## Data to use
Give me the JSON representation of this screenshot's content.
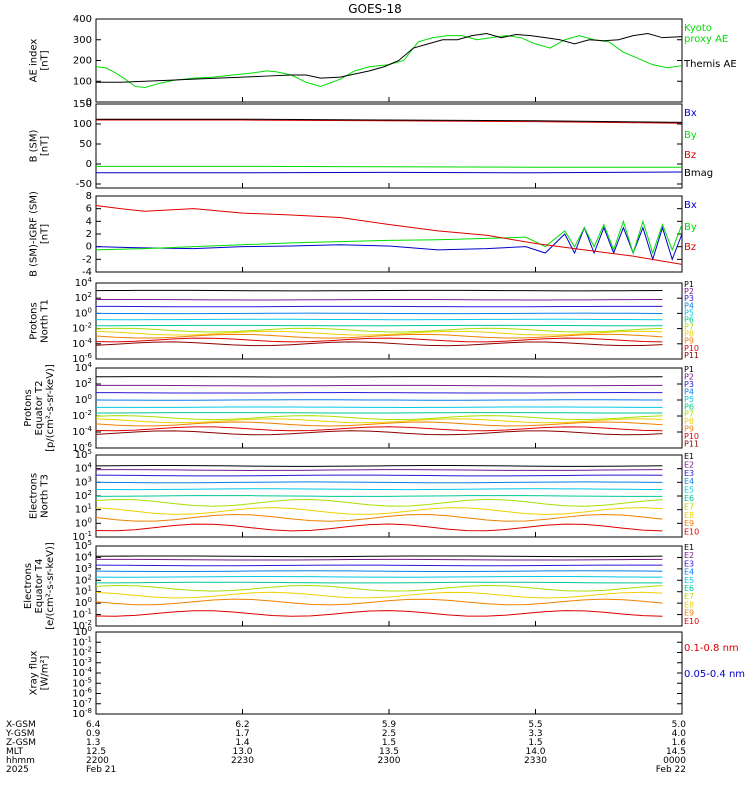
{
  "title": "GOES-18",
  "x_axis": {
    "start": "2200",
    "end": "0000",
    "ticks": [
      {
        "x_gsm": "6.4",
        "y_gsm": "0.9",
        "z_gsm": "1.3",
        "mlt": "12.5",
        "hhmm": "2200",
        "date": "Feb 21"
      },
      {
        "x_gsm": "6.2",
        "y_gsm": "1.7",
        "z_gsm": "1.4",
        "mlt": "13.0",
        "hhmm": "2230",
        "date": ""
      },
      {
        "x_gsm": "5.9",
        "y_gsm": "2.5",
        "z_gsm": "1.5",
        "mlt": "13.5",
        "hhmm": "2300",
        "date": ""
      },
      {
        "x_gsm": "5.5",
        "y_gsm": "3.3",
        "z_gsm": "1.5",
        "mlt": "14.0",
        "hhmm": "2330",
        "date": ""
      },
      {
        "x_gsm": "5.0",
        "y_gsm": "4.0",
        "z_gsm": "1.6",
        "mlt": "14.5",
        "hhmm": "0000",
        "date": "Feb 22"
      }
    ],
    "row_labels": [
      "X-GSM",
      "Y-GSM",
      "Z-GSM",
      "MLT",
      "hhmm",
      "2025"
    ]
  },
  "colors": {
    "black": "#000000",
    "green": "#00dd00",
    "red": "#dd0000",
    "blue": "#0000cc",
    "p_colors": [
      "#000000",
      "#7a1a8c",
      "#2a1ad8",
      "#0a7fe8",
      "#00c8e8",
      "#00c896",
      "#a8e000",
      "#f0d000",
      "#f08000",
      "#dd0000",
      "#8c0000"
    ]
  },
  "chart_data": [
    {
      "type": "line",
      "panel": "ae",
      "ylabel_lines": [
        "AE index",
        "[nT]"
      ],
      "ylim": [
        0,
        400
      ],
      "yticks": [
        "0",
        "100",
        "200",
        "300",
        "400"
      ],
      "series": [
        {
          "name": "Kyoto proxy AE",
          "color": "green",
          "label_lines": [
            "Kyoto",
            "proxy AE"
          ],
          "x": [
            0,
            2,
            4,
            6,
            8,
            10,
            13,
            16,
            20,
            24,
            28,
            32,
            35,
            37,
            40,
            43,
            46,
            50,
            53,
            56,
            60,
            63,
            66,
            69,
            72,
            75,
            78,
            81,
            84,
            87,
            90,
            93,
            96,
            99,
            102,
            105,
            108,
            111,
            114,
            117,
            120
          ],
          "y": [
            170,
            165,
            140,
            110,
            75,
            70,
            90,
            105,
            115,
            120,
            130,
            140,
            150,
            145,
            130,
            95,
            75,
            110,
            150,
            170,
            180,
            200,
            290,
            310,
            320,
            320,
            300,
            310,
            320,
            310,
            280,
            260,
            300,
            320,
            300,
            290,
            240,
            210,
            180,
            165,
            175
          ]
        },
        {
          "name": "Themis AE",
          "color": "black",
          "label_lines": [
            "Themis AE"
          ],
          "x": [
            0,
            5,
            10,
            15,
            20,
            25,
            30,
            35,
            40,
            43,
            46,
            50,
            53,
            56,
            59,
            62,
            65,
            68,
            71,
            74,
            77,
            80,
            83,
            86,
            89,
            92,
            95,
            98,
            101,
            104,
            107,
            110,
            113,
            116,
            120
          ],
          "y": [
            95,
            95,
            100,
            105,
            110,
            115,
            120,
            125,
            130,
            130,
            115,
            120,
            135,
            150,
            170,
            200,
            260,
            280,
            300,
            300,
            320,
            330,
            310,
            325,
            320,
            310,
            300,
            280,
            300,
            295,
            300,
            320,
            330,
            310,
            315
          ]
        }
      ]
    },
    {
      "type": "line",
      "panel": "bsm",
      "ylabel_lines": [
        "B (SM)",
        "[nT]"
      ],
      "ylim": [
        -60,
        150
      ],
      "yticks": [
        "-50",
        "0",
        "50",
        "100",
        "150"
      ],
      "series": [
        {
          "name": "Bx",
          "color": "blue",
          "label_lines": [
            "Bx"
          ],
          "x": [
            0,
            30,
            60,
            90,
            120
          ],
          "y": [
            -22,
            -22,
            -21,
            -22,
            -20
          ]
        },
        {
          "name": "By",
          "color": "green",
          "label_lines": [
            "By"
          ],
          "x": [
            0,
            30,
            60,
            90,
            120
          ],
          "y": [
            -6,
            -6,
            -7,
            -8,
            -8
          ]
        },
        {
          "name": "Bz",
          "color": "red",
          "label_lines": [
            "Bz"
          ],
          "x": [
            0,
            30,
            60,
            90,
            120
          ],
          "y": [
            110,
            110,
            108,
            106,
            102
          ]
        },
        {
          "name": "Bmag",
          "color": "black",
          "label_lines": [
            "Bmag"
          ],
          "x": [
            0,
            30,
            60,
            90,
            120
          ],
          "y": [
            112,
            112,
            110,
            108,
            104
          ]
        }
      ]
    },
    {
      "type": "line",
      "panel": "bsm_igrf",
      "ylabel_lines": [
        "B (SM)-IGRF (SM)",
        "[nT]"
      ],
      "ylim": [
        -4,
        8
      ],
      "yticks": [
        "-4",
        "-2",
        "0",
        "2",
        "4",
        "6",
        "8"
      ],
      "series": [
        {
          "name": "Bx",
          "color": "blue",
          "label_lines": [
            "Bx"
          ],
          "x": [
            0,
            10,
            20,
            30,
            40,
            50,
            60,
            70,
            80,
            88,
            92,
            96,
            98,
            100,
            102,
            104,
            106,
            108,
            110,
            112,
            114,
            116,
            118,
            120
          ],
          "y": [
            0,
            -0.2,
            -0.3,
            0,
            0.1,
            0.3,
            0.1,
            -0.5,
            -0.3,
            0,
            -1,
            2,
            -1,
            3,
            -1,
            3,
            -1,
            3,
            -1,
            3,
            -2,
            3,
            -2,
            2
          ]
        },
        {
          "name": "By",
          "color": "green",
          "label_lines": [
            "By"
          ],
          "x": [
            0,
            10,
            20,
            30,
            40,
            50,
            60,
            70,
            80,
            88,
            92,
            96,
            98,
            100,
            102,
            104,
            106,
            108,
            110,
            112,
            114,
            116,
            118,
            120
          ],
          "y": [
            -0.5,
            -0.3,
            0,
            0.3,
            0.6,
            0.8,
            1,
            1.1,
            1.3,
            1.5,
            0,
            2.5,
            0,
            3,
            0,
            3.5,
            -0.5,
            4,
            -1,
            4,
            -1,
            3.5,
            -0.5,
            3.5
          ]
        },
        {
          "name": "Bz",
          "color": "red",
          "label_lines": [
            "Bz"
          ],
          "x": [
            0,
            5,
            10,
            20,
            30,
            40,
            50,
            60,
            70,
            80,
            90,
            100,
            110,
            120
          ],
          "y": [
            6.5,
            6,
            5.6,
            6,
            5.3,
            5,
            4.6,
            3.5,
            2.5,
            1.8,
            0.5,
            -0.5,
            -1.5,
            -2.8
          ]
        }
      ]
    },
    {
      "type": "line",
      "panel": "protons_t1",
      "log": true,
      "ylabel_lines": [
        "Protons",
        "North T1"
      ],
      "ylim_exp": [
        -6,
        4
      ],
      "yticks_exp": [
        -6,
        -4,
        -2,
        0,
        2,
        4
      ],
      "labels": [
        "P1",
        "P2",
        "P3",
        "P4",
        "P5",
        "P6",
        "P7",
        "P8",
        "P9",
        "P10",
        "P11"
      ],
      "levels_exp": [
        3.0,
        1.8,
        0.9,
        0.0,
        -0.8,
        -1.6,
        -2.2,
        -2.6,
        -3.0,
        -3.5,
        -4.0
      ]
    },
    {
      "type": "line",
      "panel": "protons_t2",
      "log": true,
      "ylabel_lines": [
        "Protons",
        "Equator T2",
        "[p/(cm²-s-sr-keV)]"
      ],
      "ylim_exp": [
        -6,
        4
      ],
      "yticks_exp": [
        -6,
        -4,
        -2,
        0,
        2,
        4
      ],
      "labels": [
        "P1",
        "P2",
        "P3",
        "P4",
        "P5",
        "P6",
        "P7",
        "P8",
        "P9",
        "P10",
        "P11"
      ],
      "levels_exp": [
        2.9,
        1.8,
        0.9,
        0.0,
        -0.9,
        -1.6,
        -2.2,
        -2.6,
        -3.0,
        -3.6,
        -4.1
      ]
    },
    {
      "type": "line",
      "panel": "electrons_t3",
      "log": true,
      "ylabel_lines": [
        "Electrons",
        "North T3"
      ],
      "ylim_exp": [
        -1,
        5
      ],
      "yticks_exp": [
        -1,
        0,
        1,
        2,
        3,
        4,
        5
      ],
      "labels": [
        "E1",
        "E2",
        "E3",
        "E4",
        "E5",
        "E6",
        "E7",
        "E8",
        "E9",
        "E10"
      ],
      "levels_exp": [
        4.2,
        3.9,
        3.5,
        3.0,
        2.5,
        2.0,
        1.5,
        0.9,
        0.4,
        -0.3
      ]
    },
    {
      "type": "line",
      "panel": "electrons_t4",
      "log": true,
      "ylabel_lines": [
        "Electrons",
        "Equator T4",
        "[e/(cm²-s-sr-keV)]"
      ],
      "ylim_exp": [
        -2,
        5
      ],
      "yticks_exp": [
        -2,
        -1,
        0,
        1,
        2,
        3,
        4,
        5
      ],
      "labels": [
        "E1",
        "E2",
        "E3",
        "E4",
        "E5",
        "E6",
        "E7",
        "E8",
        "E9",
        "E10"
      ],
      "levels_exp": [
        4.1,
        3.8,
        3.3,
        2.8,
        2.3,
        1.8,
        1.3,
        0.7,
        0.1,
        -0.9
      ]
    },
    {
      "type": "line",
      "panel": "xray",
      "log": true,
      "ylabel_lines": [
        "Xray flux",
        "[W/m²]"
      ],
      "ylim_exp": [
        -8,
        0
      ],
      "yticks_exp": [
        -8,
        -7,
        -6,
        -5,
        -4,
        -3,
        -2,
        -1,
        0
      ],
      "series": [
        {
          "name": "0.1-0.8 nm",
          "color": "red",
          "label_lines": [
            "0.1-0.8 nm"
          ]
        },
        {
          "name": "0.05-0.4 nm",
          "color": "blue",
          "label_lines": [
            "0.05-0.4 nm"
          ]
        }
      ]
    }
  ]
}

## Prompt
Return all lines of the material above in which the word "panel" occurs.

## Correct response
      "panel": "ae",
      "panel": "bsm",
      "panel": "bsm_igrf",
      "panel": "protons_t1",
      "panel": "protons_t2",
      "panel": "electrons_t3",
      "panel": "electrons_t4",
      "panel": "xray",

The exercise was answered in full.